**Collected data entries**
* * * * *

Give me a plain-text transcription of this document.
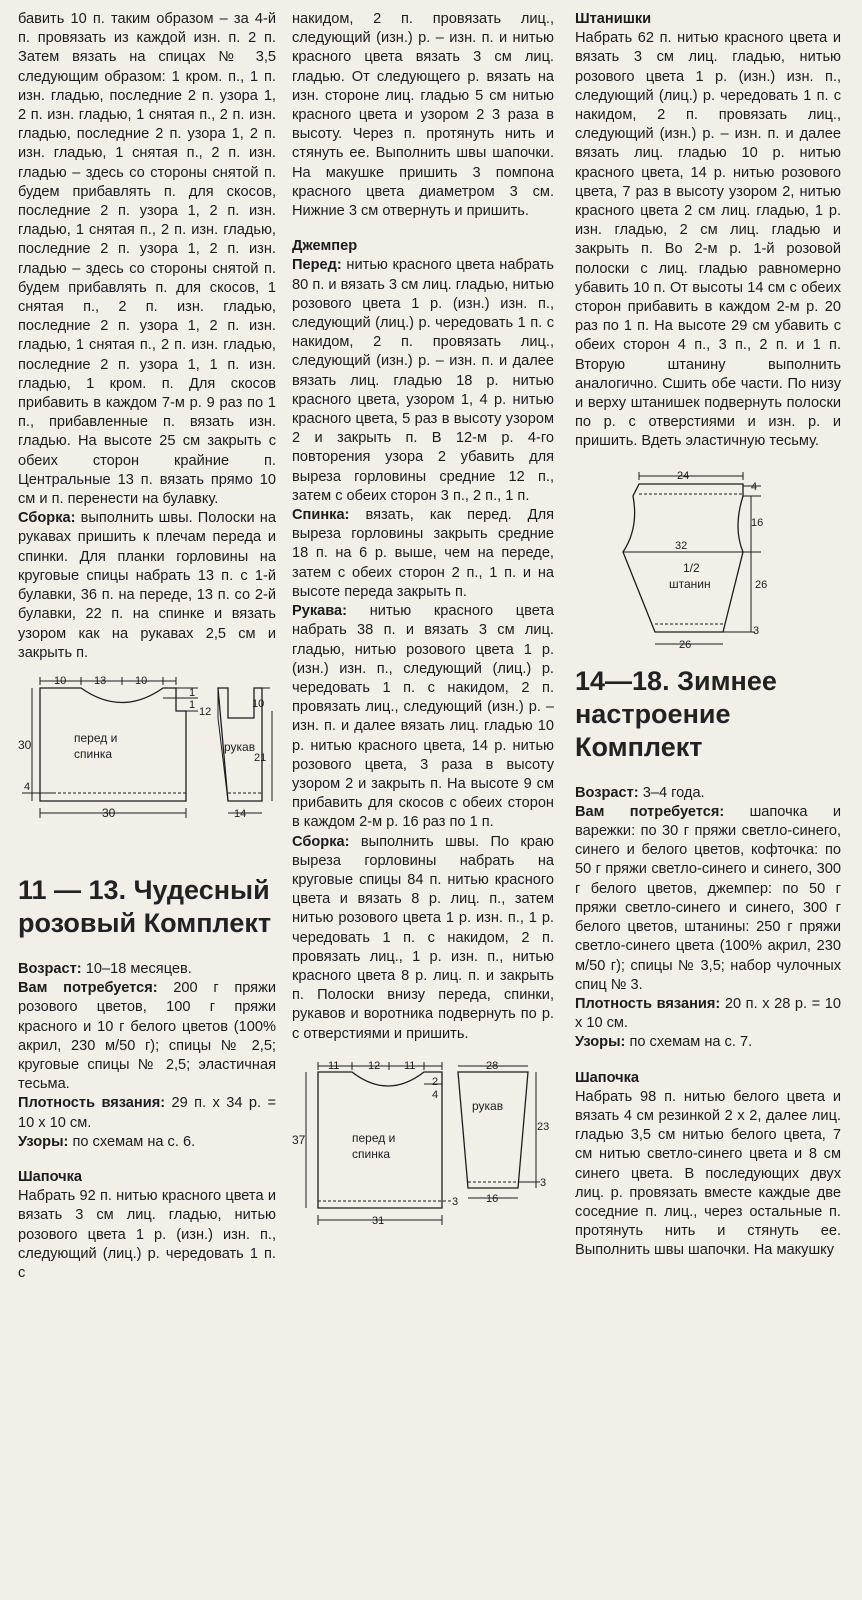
бавить 10 п. таким образом – за 4-й п. провязать из каждой изн. п. 2 п. Затем вязать на спицах № 3,5 следующим образом: 1 кром. п., 1 п. изн. гладью, последние 2 п. узора 1, 2 п. изн. гладью, 1 снятая п., 2 п. изн. гладью, последние 2 п. узора 1, 2 п. изн. гладью, 1 снятая п., 2 п. изн. гладью – здесь со стороны снятой п. будем прибавлять п. для скосов, последние 2 п. узора 1, 2 п. изн. гладью, 1 снятая п., 2 п. изн. гладью, последние 2 п. узора 1, 2 п. изн. гладью – здесь со стороны снятой п. будем прибавлять п. для скосов, 1 снятая п., 2 п. изн. гладью, последние 2 п. узора 1, 2 п. изн. гладью, 1 снятая п., 2 п. изн. гладью, последние 2 п. узора 1, 1 п. изн. гладью, 1 кром. п. Для скосов прибавить в каждом 7-м р. 9 раз по 1 п., прибавленные п. вязать изн. гладью. На высоте 25 см закрыть с обеих сторон крайние п. Центральные 13 п. вязать прямо 10 см и п. перенести на булавку.

Сборка: выполнить швы. Полоски на рукавах пришить к плечам переда и спинки. Для планки горловины на круговые спицы набрать 13 п. с 1-й булавки, 36 п. на переде, 13 п. со 2-й булавки, 22 п. на спинке и вязать узором как на рукавах 2,5 см и закрыть п.

10	13	10
1
1
30	перед и
спинка
4
30
12
10
рукав
21
14
11 — 13. Чудесный розовый Комплект

Возраст: 10–18 месяцев.

Вам потребуется: 200 г пряжи розового цветов, 100 г пряжи красного и 10 г белого цветов (100% акрил, 230 м/50 г); спицы № 2,5; круговые спицы № 2,5; эластичная тесьма.

Плотность вязания: 29 п. x 34 р. = 10 x 10 см.

Узоры: по схемам на с. 6.

Шапочка

Набрать 92 п. нитью красного цвета и вязать 3 см лиц. гладью, нитью розового цвета 1 р. (изн.) изн. п., следующий (лиц.) р. чередовать 1 п. с

накидом, 2 п. провязать лиц., следующий (изн.) р. – изн. п. и нитью красного цвета вязать 3 см лиц. гладью. От следующего р. вязать на изн. стороне лиц. гладью 5 см нитью красного цвета и узором 2 3 раза в высоту. Через п. протянуть нить и стянуть ее. Выполнить швы шапочки. На макушке пришить 3 помпона красного цвета диаметром 3 см. Нижние 3 см отвернуть и пришить.

Джемпер

Перед: нитью красного цвета набрать 80 п. и вязать 3 см лиц. гладью, нитью розового цвета 1 р. (изн.) изн. п., следующий (лиц.) р. чередовать 1 п. с накидом, 2 п. провязать лиц., следующий (изн.) р. – изн. п. и далее вязать лиц. гладью 18 р. нитью красного цвета, узором 1, 4 р. нитью красного цвета, 5 раз в высоту узором 2 и закрыть п. В 12-м р. 4-го повторения узора 2 убавить для выреза горловины средние 12 п., затем с обеих сторон 3 п., 2 п., 1 п.

Спинка: вязать, как перед. Для выреза горловины закрыть средние 18 п. на 6 р. выше, чем на переде, затем с обеих сторон 2 п., 1 п. и на высоте переда закрыть п.

Рукава: нитью красного цвета набрать 38 п. и вязать 3 см лиц. гладью, нитью розового цвета 1 р. (изн.) изн. п., следующий (лиц.) р. чередовать 1 п. с накидом, 2 п. провязать лиц., следующий (изн.) р. – изн. п. и далее вязать лиц. гладью 10 р. нитью красного цвета, 14 р. нитью розового цвета, 3 раза в высоту узором 2 и закрыть п. На высоте 9 см прибавить для скосов с обеих сторон в каждом 2-м р. 16 раз по 1 п.

Сборка: выполнить швы. По краю выреза горловины набрать на круговые спицы 84 п. нитью красного цвета и вязать 8 р. лиц. п., затем нитью розового цвета 1 р. изн. п., 1 р. чередовать 1 п. с накидом, 2 п. провязать лиц., 1 р. изн. п., нитью красного цвета 8 р. лиц. п. и закрыть п. Полоски внизу переда, спинки, рукавов и воротника подвернуть по р. с отверстиями и пришить.

11	12 11
2
4
37	перед и
спинка
3
31
28
рукав
23
3
16
Штанишки

Набрать 62 п. нитью красного цвета и вязать 3 см лиц. гладью, нитью розового цвета 1 р. (изн.) изн. п., следующий (лиц.) р. чередовать 1 п. с накидом, 2 п. провязать лиц., следующий (изн.) р. – изн. п. и далее вязать лиц. гладью 10 р. нитью красного цвета, 14 р. нитью розового цвета, 7 раз в высоту узором 2, нитью красного цвета 2 см лиц. гладью, 1 р. изн. гладью, 2 см лиц. гладью и закрыть п. Во 2-м р. 1-й розовой полоски с лиц. гладью равномерно убавить 10 п. От высоты 14 см с обеих сторон прибавить в каждом 2-м р. 20 раз по 1 п. На высоте 29 см убавить с обеих сторон 4 п., 3 п., 2 п. и 1 п. Вторую штанину выполнить аналогично. Сшить обе части. По низу и верху штанишек подвернуть полоски по р. с отверстиями и изн. р. и пришить. Вдеть эластичную тесьму.

24
4
16
32
1/2
штанин	26
3
26
14—18. Зимнее настроение Комплект

Возраст: 3–4 года.

Вам потребуется: шапочка и варежки: по 30 г пряжи светло-синего, синего и белого цветов, кофточка: по 50 г пряжи светло-синего и синего, 300 г белого цветов, джемпер: по 50 г пряжи светло-синего и синего, 300 г белого цветов, штанины: 250 г пряжи светло-синего цвета (100% акрил, 230 м/50 г); спицы № 3,5; набор чулочных спиц № 3.

Плотность вязания: 20 п. x 28 р. = 10 x 10 см.

Узоры: по схемам на с. 7.

Шапочка

Набрать 98 п. нитью белого цвета и вязать 4 см резинкой 2 x 2, далее лиц. гладью 3,5 см нитью белого цвета, 7 см нитью светло-синего цвета и 8 см синего цвета. В последующих двух лиц. р. провязать вместе каждые две соседние п. лиц., через остальные п. протянуть нить и стянуть ее. Выполнить швы шапочки. На макушку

* * * * *

Leave the pictures out and print the records above exactly as they stand.

**Problem solution**
Give me a plain-text transcription of this document.
бавить 10 п. таким образом – за 4-й п. провязать из каждой изн. п. 2 п. Затем вязать на спицах № 3,5 следующим образом: 1 кром. п., 1 п. изн. гладью, последние 2 п. узора 1, 2 п. изн. гладью, 1 снятая п., 2 п. изн. гладью, последние 2 п. узора 1, 2 п. изн. гладью, 1 снятая п., 2 п. изн. гладью – здесь со стороны снятой п. будем прибавлять п. для скосов, последние 2 п. узора 1, 2 п. изн. гладью, 1 снятая п., 2 п. изн. гладью, последние 2 п. узора 1, 2 п. изн. гладью – здесь со стороны снятой п. будем прибавлять п. для скосов, 1 снятая п., 2 п. изн. гладью, последние 2 п. узора 1, 2 п. изн. гладью, 1 снятая п., 2 п. изн. гладью, последние 2 п. узора 1, 1 п. изн. гладью, 1 кром. п. Для скосов прибавить в каждом 7-м р. 9 раз по 1 п., прибавленные п. вязать изн. гладью. На высоте 25 см закрыть с обеих сторон крайние п. Центральные 13 п. вязать прямо 10 см и п. перенести на булавку.

Сборка: выполнить швы. Полоски на рукавах пришить к плечам переда и спинки. Для планки горловины на круговые спицы набрать 13 п. с 1-й булавки, 36 п. на переде, 13 п. со 2-й булавки, 22 п. на спинке и вязать узором как на рукавах 2,5 см и закрыть п.

10	13	10
1
1
30	перед и
спинка
4
30
12
10
рукав
21
14
11 — 13. Чудесный розовый Комплект

Возраст: 10–18 месяцев.

Вам потребуется: 200 г пряжи розового цветов, 100 г пряжи красного и 10 г белого цветов (100% акрил, 230 м/50 г); спицы № 2,5; круговые спицы № 2,5; эластичная тесьма.

Плотность вязания: 29 п. x 34 р. = 10 x 10 см.

Узоры: по схемам на с. 6.

Шапочка

Набрать 92 п. нитью красного цвета и вязать 3 см лиц. гладью, нитью розового цвета 1 р. (изн.) изн. п., следующий (лиц.) р. чередовать 1 п. с

накидом, 2 п. провязать лиц., следующий (изн.) р. – изн. п. и нитью красного цвета вязать 3 см лиц. гладью. От следующего р. вязать на изн. стороне лиц. гладью 5 см нитью красного цвета и узором 2 3 раза в высоту. Через п. протянуть нить и стянуть ее. Выполнить швы шапочки. На макушке пришить 3 помпона красного цвета диаметром 3 см. Нижние 3 см отвернуть и пришить.

Джемпер

Перед: нитью красного цвета набрать 80 п. и вязать 3 см лиц. гладью, нитью розового цвета 1 р. (изн.) изн. п., следующий (лиц.) р. чередовать 1 п. с накидом, 2 п. провязать лиц., следующий (изн.) р. – изн. п. и далее вязать лиц. гладью 18 р. нитью красного цвета, узором 1, 4 р. нитью красного цвета, 5 раз в высоту узором 2 и закрыть п. В 12-м р. 4-го повторения узора 2 убавить для выреза горловины средние 12 п., затем с обеих сторон 3 п., 2 п., 1 п.

Спинка: вязать, как перед. Для выреза горловины закрыть средние 18 п. на 6 р. выше, чем на переде, затем с обеих сторон 2 п., 1 п. и на высоте переда закрыть п.

Рукава: нитью красного цвета набрать 38 п. и вязать 3 см лиц. гладью, нитью розового цвета 1 р. (изн.) изн. п., следующий (лиц.) р. чередовать 1 п. с накидом, 2 п. провязать лиц., следующий (изн.) р. – изн. п. и далее вязать лиц. гладью 10 р. нитью красного цвета, 14 р. нитью розового цвета, 3 раза в высоту узором 2 и закрыть п. На высоте 9 см прибавить для скосов с обеих сторон в каждом 2-м р. 16 раз по 1 п.

Сборка: выполнить швы. По краю выреза горловины набрать на круговые спицы 84 п. нитью красного цвета и вязать 8 р. лиц. п., затем нитью розового цвета 1 р. изн. п., 1 р. чередовать 1 п. с накидом, 2 п. провязать лиц., 1 р. изн. п., нитью красного цвета 8 р. лиц. п. и закрыть п. Полоски внизу переда, спинки, рукавов и воротника подвернуть по р. с отверстиями и пришить.

11	12 11
2
4
37	перед и
спинка
3
31
28
рукав
23
3
16
Штанишки

Набрать 62 п. нитью красного цвета и вязать 3 см лиц. гладью, нитью розового цвета 1 р. (изн.) изн. п., следующий (лиц.) р. чередовать 1 п. с накидом, 2 п. провязать лиц., следующий (изн.) р. – изн. п. и далее вязать лиц. гладью 10 р. нитью красного цвета, 14 р. нитью розового цвета, 7 раз в высоту узором 2, нитью красного цвета 2 см лиц. гладью, 1 р. изн. гладью, 2 см лиц. гладью и закрыть п. Во 2-м р. 1-й розовой полоски с лиц. гладью равномерно убавить 10 п. От высоты 14 см с обеих сторон прибавить в каждом 2-м р. 20 раз по 1 п. На высоте 29 см убавить с обеих сторон 4 п., 3 п., 2 п. и 1 п. Вторую штанину выполнить аналогично. Сшить обе части. По низу и верху штанишек подвернуть полоски по р. с отверстиями и изн. р. и пришить. Вдеть эластичную тесьму.

24
4
16
32
1/2
штанин	26
3
26
14—18. Зимнее настроение Комплект

Возраст: 3–4 года.

Вам потребуется: шапочка и варежки: по 30 г пряжи светло-синего, синего и белого цветов, кофточка: по 50 г пряжи светло-синего и синего, 300 г белого цветов, джемпер: по 50 г пряжи светло-синего и синего, 300 г белого цветов, штанины: 250 г пряжи светло-синего цвета (100% акрил, 230 м/50 г); спицы № 3,5; набор чулочных спиц № 3.

Плотность вязания: 20 п. x 28 р. = 10 x 10 см.

Узоры: по схемам на с. 7.

Шапочка

Набрать 98 п. нитью белого цвета и вязать 4 см резинкой 2 x 2, далее лиц. гладью 3,5 см нитью белого цвета, 7 см нитью светло-синего цвета и 8 см синего цвета. В последующих двух лиц. р. провязать вместе каждые две соседние п. лиц., через остальные п. протянуть нить и стянуть ее. Выполнить швы шапочки. На макушку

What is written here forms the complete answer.